Work to complete :: In the listing below, locate the lines bearing the word "this". Copy every one of them.

(Lines of data)
------------------------------------------------------------

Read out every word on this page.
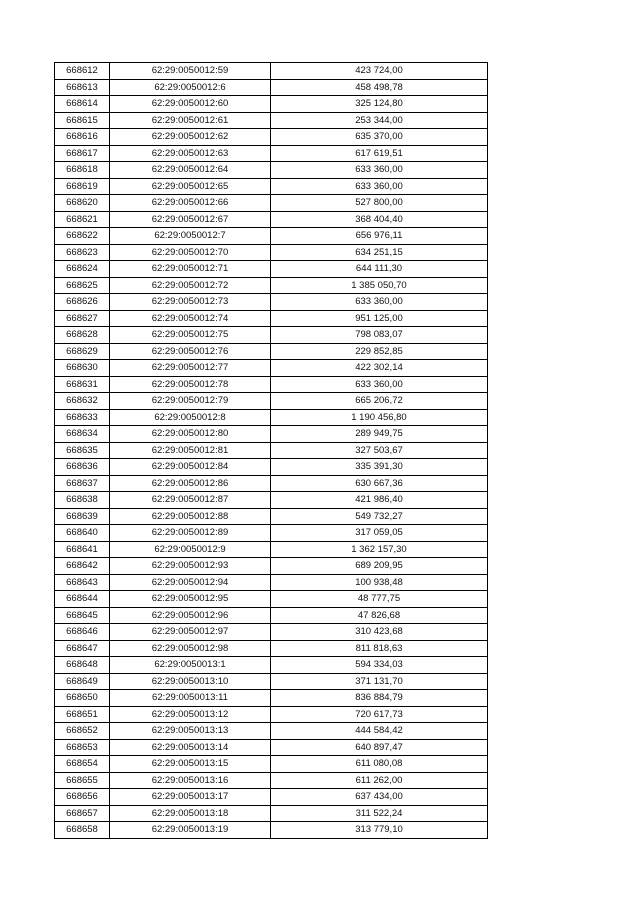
668612	62:29:0050012:59	423 724,00
668613	62:29:0050012:6	458 498,78
668614	62:29:0050012:60	325 124,80
668615	62:29:0050012:61	253 344,00
668616	62:29:0050012:62	635 370,00
668617	62:29:0050012:63	617 619,51
668618	62:29:0050012:64	633 360,00
668619	62:29:0050012:65	633 360,00
668620	62:29:0050012:66	527 800,00
668621	62:29:0050012:67	368 404,40
668622	62:29:0050012:7	656 976,11
668623	62:29:0050012:70	634 251,15
668624	62:29:0050012:71	644 111,30
668625	62:29:0050012:72	1 385 050,70
668626	62:29:0050012:73	633 360,00
668627	62:29:0050012:74	951 125,00
668628	62:29:0050012:75	798 083,07
668629	62:29:0050012:76	229 852,85
668630	62:29:0050012:77	422 302,14
668631	62:29:0050012:78	633 360,00
668632	62:29:0050012:79	665 206,72
668633	62:29:0050012:8	1 190 456,80
668634	62:29:0050012:80	289 949,75
668635	62:29:0050012:81	327 503,67
668636	62:29:0050012:84	335 391,30
668637	62:29:0050012:86	630 667,36
668638	62:29:0050012:87	421 986,40
668639	62:29:0050012:88	549 732,27
668640	62:29:0050012:89	317 059,05
668641	62:29:0050012:9	1 362 157,30
668642	62:29:0050012:93	689 209,95
668643	62:29:0050012:94	100 938,48
668644	62:29:0050012:95	48 777,75
668645	62:29:0050012:96	47 826,68
668646	62:29:0050012:97	310 423,68
668647	62:29:0050012:98	811 818,63
668648	62:29:0050013:1	594 334,03
668649	62:29:0050013:10	371 131,70
668650	62:29:0050013:11	836 884,79
668651	62:29:0050013:12	720 617,73
668652	62:29:0050013:13	444 584,42
668653	62:29:0050013:14	640 897,47
668654	62:29:0050013:15	611 080,08
668655	62:29:0050013:16	611 262,00
668656	62:29:0050013:17	637 434,00
668657	62:29:0050013:18	311 522,24
668658	62:29:0050013:19	313 779,10
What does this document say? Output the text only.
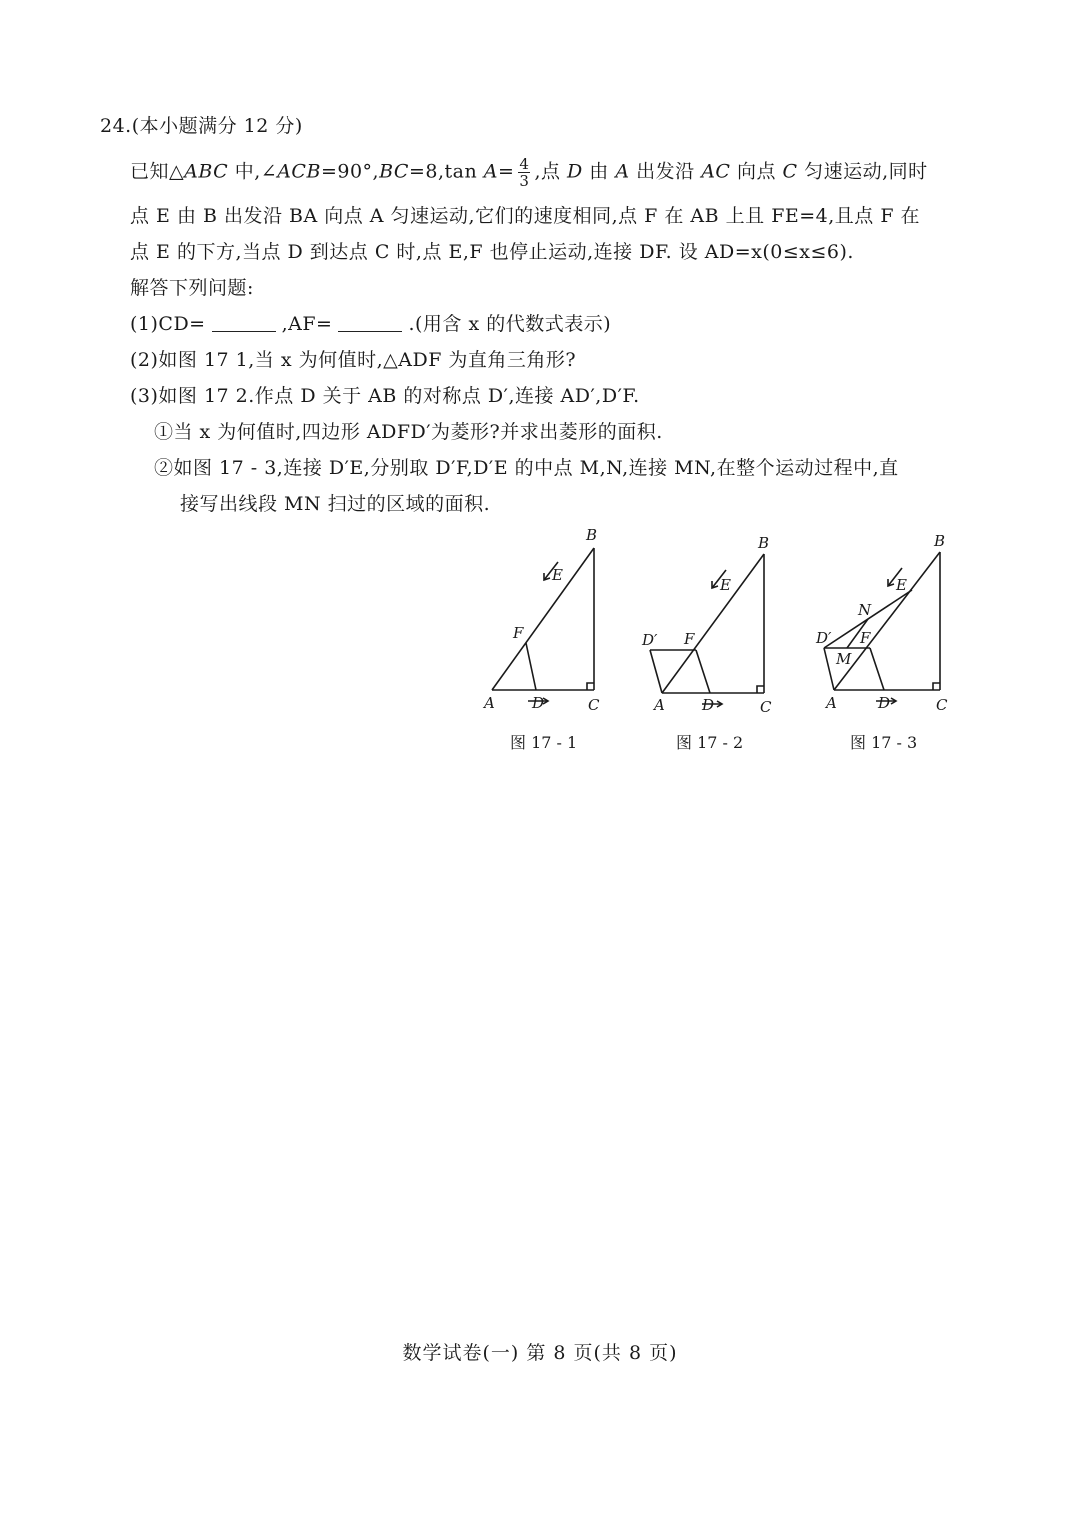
24.(本小题满分 12 分)
已知△ABC 中,∠ACB=90°,BC=8,tan $A= \frac{4}{3}$ ,点 D 由 A 出发沿 AC 向点 C 匀速运动,同时
点 E 由 B 出发沿 BA 向点 A 匀速运动,它们的速度相同,点 F 在 AB 上且 FE=4,且点 F 在
点 E 的下方,当点 D 到达点 C 时,点 E,F 也停止运动,连接 DF. 设 AD=x(0≤x≤6).
解答下列问题:
(1)CD=	,AF=	.(用含 x 的代数式表示)
(2)如图 17 1,当 x 为何值时,△ADF 为直角三角形?
(3)如图 17 2.作点 D 关于 AB 的对称点 D′,连接 AD′,D′F.
①当 x 为何值时,四边形 ADFD′为菱形?并求出菱形的面积.
②如图 17 - 3,连接 D′E,分别取 D′F,D′E 的中点 M,N,连接 MN,在整个运动过程中,直
接写出线段 MN 扫过的区域的面积.
A
B
C
D
E
F
图 17 - 1
A
B
C
D
E
F
D′
图 17 - 2
A
B
C
D
E
F
D′
M
N
图 17 - 3
数学试卷(一) 第 8 页(共 8 页)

------------------------------------------------------------

Correct answer ::
Read out every word on this page.
What does this document say? Output the text only.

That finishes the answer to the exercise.